___ THE DATA

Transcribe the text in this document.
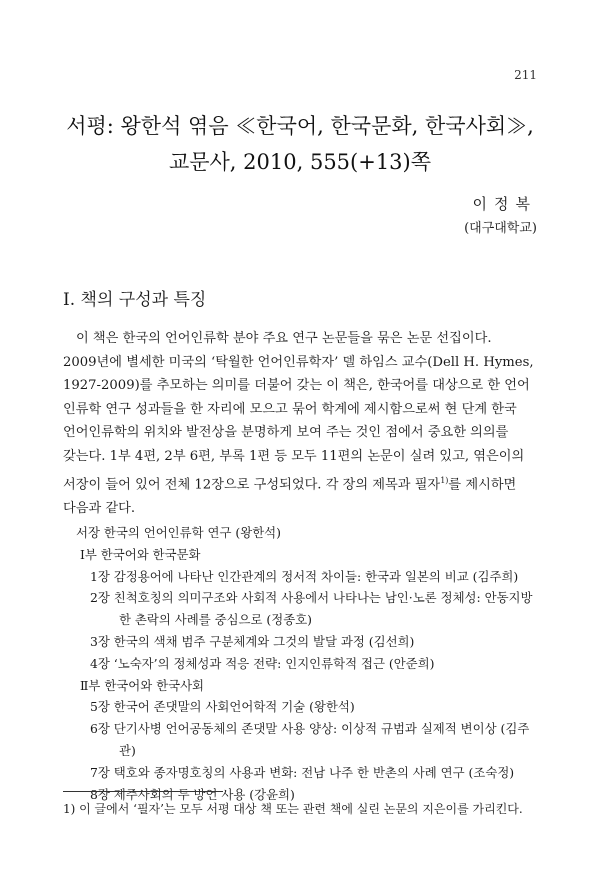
211
서평: 왕한석 엮음 ≪한국어, 한국문화, 한국사회≫,
교문사, 2010, 555(+13)쪽
이정복
(대구대학교)
I. 책의 구성과 특징
이 책은 한국의 언어인류학 분야 주요 연구 논문들을 묶은 논문 선집이다.
2009년에 별세한 미국의 ‘탁월한 언어인류학자’ 델 하임스 교수(Dell H. Hymes,
1927-2009)를 추모하는 의미를 더불어 갖는 이 책은, 한국어를 대상으로 한 언어
인류학 연구 성과들을 한 자리에 모으고 묶어 학계에 제시함으로써 현 단계 한국
언어인류학의 위치와 발전상을 분명하게 보여 주는 것인 점에서 중요한 의의를
갖는다. 1부 4편, 2부 6편, 부록 1편 등 모두 11편의 논문이 실려 있고, 엮은이의
서장이 들어 있어 전체 12장으로 구성되었다. 각 장의 제목과 필자$^{1)}$를 제시하면
다음과 같다.
서장 한국의 언어인류학 연구 (왕한석)
Ⅰ부 한국어와 한국문화
1장 감정용어에 나타난 인간관계의 정서적 차이들: 한국과 일본의 비교 (김주희)
2장 친척호칭의 의미구조와 사회적 사용에서 나타나는 남인·노론 정체성: 안동지방
한 촌락의 사례를 중심으로 (정종호)
3장 한국의 색채 범주 구분체계와 그것의 발달 과정 (김선희)
4장 ‘노숙자’의 정체성과 적응 전략: 인지인류학적 접근 (안준희)
Ⅱ부 한국어와 한국사회
5장 한국어 존댓말의 사회언어학적 기술 (왕한석)
6장 단기사병 언어공동체의 존댓말 사용 양상: 이상적 규범과 실제적 변이상 (김주
관)
7장 택호와 종자명호칭의 사용과 변화: 전남 나주 한 반촌의 사례 연구 (조숙정)
8장 제주사회의 두 방언 사용 (강윤희)
1) 이 글에서 ‘필자’는 모두 서평 대상 책 또는 관련 책에 실린 논문의 지은이를 가리킨다.
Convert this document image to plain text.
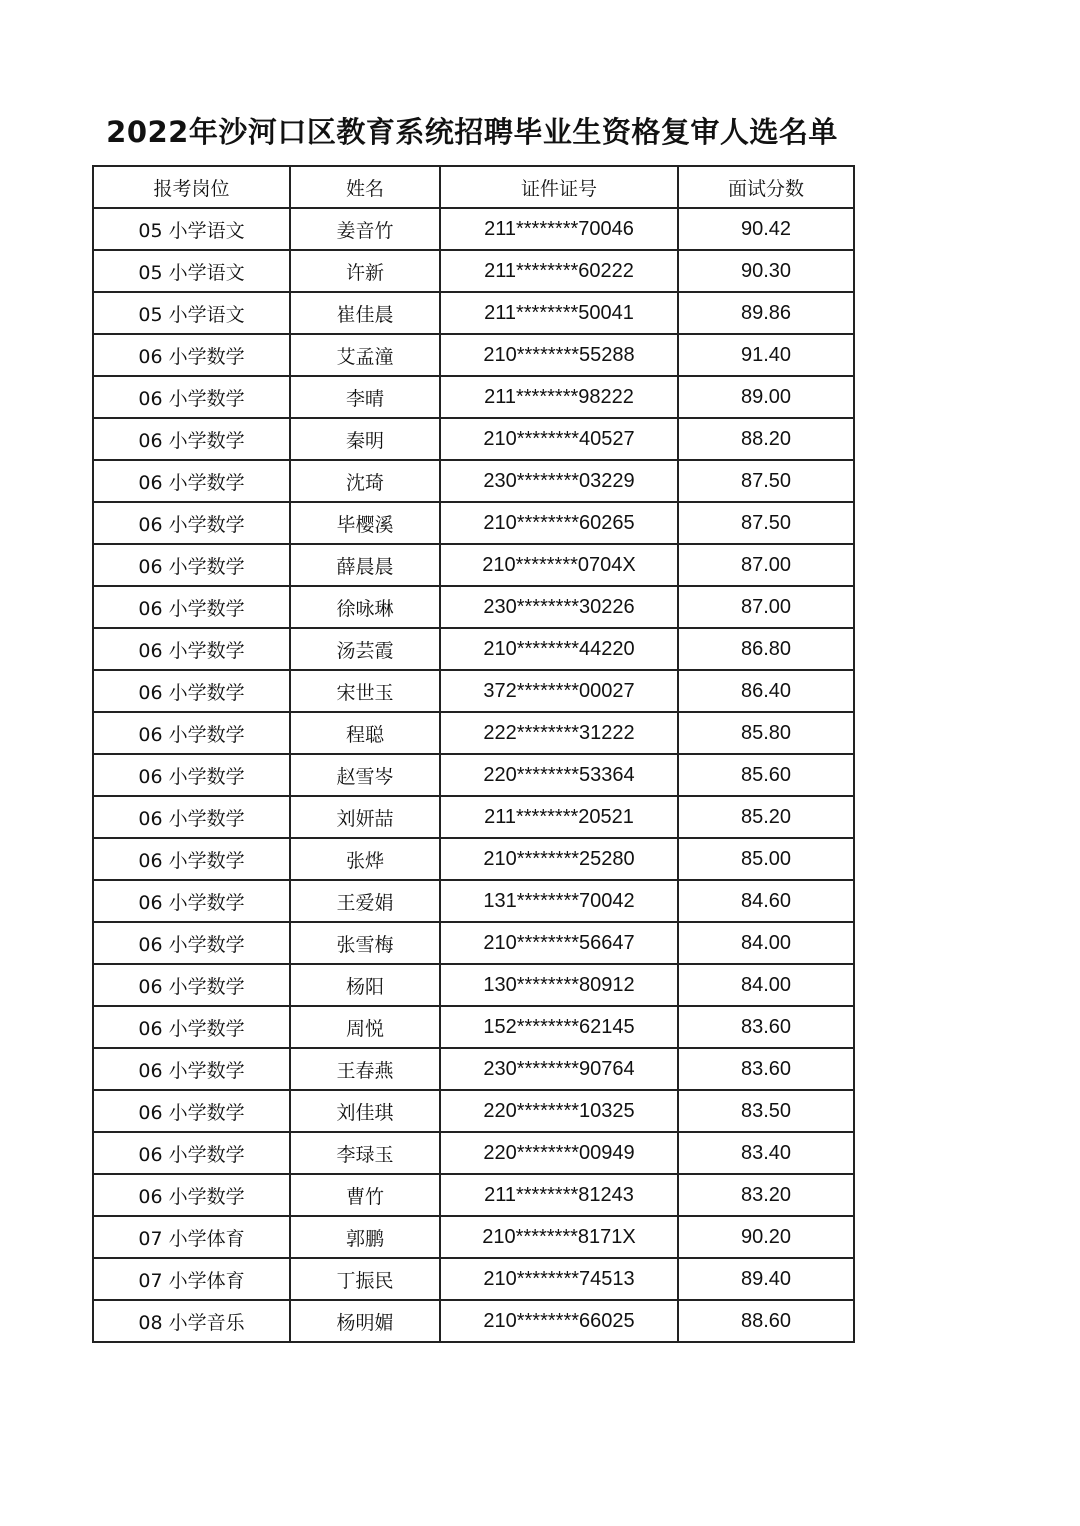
2022年沙河口区教育系统招聘毕业生资格复审人选名单
报考岗位	姓名	证件证号	面试分数
05 小学语文	姜音竹	211********70046	90.42
05 小学语文	许新	211********60222	90.30
05 小学语文	崔佳晨	211********50041	89.86
06 小学数学	艾孟潼	210********55288	91.40
06 小学数学	李晴	211********98222	89.00
06 小学数学	秦明	210********40527	88.20
06 小学数学	沈琦	230********03229	87.50
06 小学数学	毕樱溪	210********60265	87.50
06 小学数学	薛晨晨	210********0704X	87.00
06 小学数学	徐咏琳	230********30226	87.00
06 小学数学	汤芸霞	210********44220	86.80
06 小学数学	宋世玉	372********00027	86.40
06 小学数学	程聪	222********31222	85.80
06 小学数学	赵雪岑	220********53364	85.60
06 小学数学	刘妍喆	211********20521	85.20
06 小学数学	张烨	210********25280	85.00
06 小学数学	王爱娟	131********70042	84.60
06 小学数学	张雪梅	210********56647	84.00
06 小学数学	杨阳	130********80912	84.00
06 小学数学	周悦	152********62145	83.60
06 小学数学	王春燕	230********90764	83.60
06 小学数学	刘佳琪	220********10325	83.50
06 小学数学	李琭玉	220********00949	83.40
06 小学数学	曹竹	211********81243	83.20
07 小学体育	郭鹏	210********8171X	90.20
07 小学体育	丁振民	210********74513	89.40
08 小学音乐	杨明媚	210********66025	88.60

______

WHAT NEEDS TO BE DONE: Each line in the records above should be reproduced exactly; images are not copied.

PROBLEM SOLUTION:
Transcribe the text in this document.
211
서평: 왕한석 엮음 ≪한국어, 한국문화, 한국사회≫,
교문사, 2010, 555(+13)쪽
이정복
(대구대학교)
I. 책의 구성과 특징
이 책은 한국의 언어인류학 분야 주요 연구 논문들을 묶은 논문 선집이다.
2009년에 별세한 미국의 ‘탁월한 언어인류학자’ 델 하임스 교수(Dell H. Hymes,
1927-2009)를 추모하는 의미를 더불어 갖는 이 책은, 한국어를 대상으로 한 언어
인류학 연구 성과들을 한 자리에 모으고 묶어 학계에 제시함으로써 현 단계 한국
언어인류학의 위치와 발전상을 분명하게 보여 주는 것인 점에서 중요한 의의를
갖는다. 1부 4편, 2부 6편, 부록 1편 등 모두 11편의 논문이 실려 있고, 엮은이의
서장이 들어 있어 전체 12장으로 구성되었다. 각 장의 제목과 필자$^{1)}$를 제시하면
다음과 같다.
서장 한국의 언어인류학 연구 (왕한석)
Ⅰ부 한국어와 한국문화
1장 감정용어에 나타난 인간관계의 정서적 차이들: 한국과 일본의 비교 (김주희)
2장 친척호칭의 의미구조와 사회적 사용에서 나타나는 남인·노론 정체성: 안동지방
한 촌락의 사례를 중심으로 (정종호)
3장 한국의 색채 범주 구분체계와 그것의 발달 과정 (김선희)
4장 ‘노숙자’의 정체성과 적응 전략: 인지인류학적 접근 (안준희)
Ⅱ부 한국어와 한국사회
5장 한국어 존댓말의 사회언어학적 기술 (왕한석)
6장 단기사병 언어공동체의 존댓말 사용 양상: 이상적 규범과 실제적 변이상 (김주
관)
7장 택호와 종자명호칭의 사용과 변화: 전남 나주 한 반촌의 사례 연구 (조숙정)
8장 제주사회의 두 방언 사용 (강윤희)
1) 이 글에서 ‘필자’는 모두 서평 대상 책 또는 관련 책에 실린 논문의 지은이를 가리킨다.
Convert this document image to plain text.
2022年沙河口区教育系统招聘毕业生资格复审人选名单
报考岗位	姓名	证件证号	面试分数
05 小学语文	姜音竹	211********70046	90.42
05 小学语文	许新	211********60222	90.30
05 小学语文	崔佳晨	211********50041	89.86
06 小学数学	艾孟潼	210********55288	91.40
06 小学数学	李晴	211********98222	89.00
06 小学数学	秦明	210********40527	88.20
06 小学数学	沈琦	230********03229	87.50
06 小学数学	毕樱溪	210********60265	87.50
06 小学数学	薛晨晨	210********0704X	87.00
06 小学数学	徐咏琳	230********30226	87.00
06 小学数学	汤芸霞	210********44220	86.80
06 小学数学	宋世玉	372********00027	86.40
06 小学数学	程聪	222********31222	85.80
06 小学数学	赵雪岑	220********53364	85.60
06 小学数学	刘妍喆	211********20521	85.20
06 小学数学	张烨	210********25280	85.00
06 小学数学	王爱娟	131********70042	84.60
06 小学数学	张雪梅	210********56647	84.00
06 小学数学	杨阳	130********80912	84.00
06 小学数学	周悦	152********62145	83.60
06 小学数学	王春燕	230********90764	83.60
06 小学数学	刘佳琪	220********10325	83.50
06 小学数学	李琭玉	220********00949	83.40
06 小学数学	曹竹	211********81243	83.20
07 小学体育	郭鹏	210********8171X	90.20
07 小学体育	丁振民	210********74513	89.40
08 小学音乐	杨明媚	210********66025	88.60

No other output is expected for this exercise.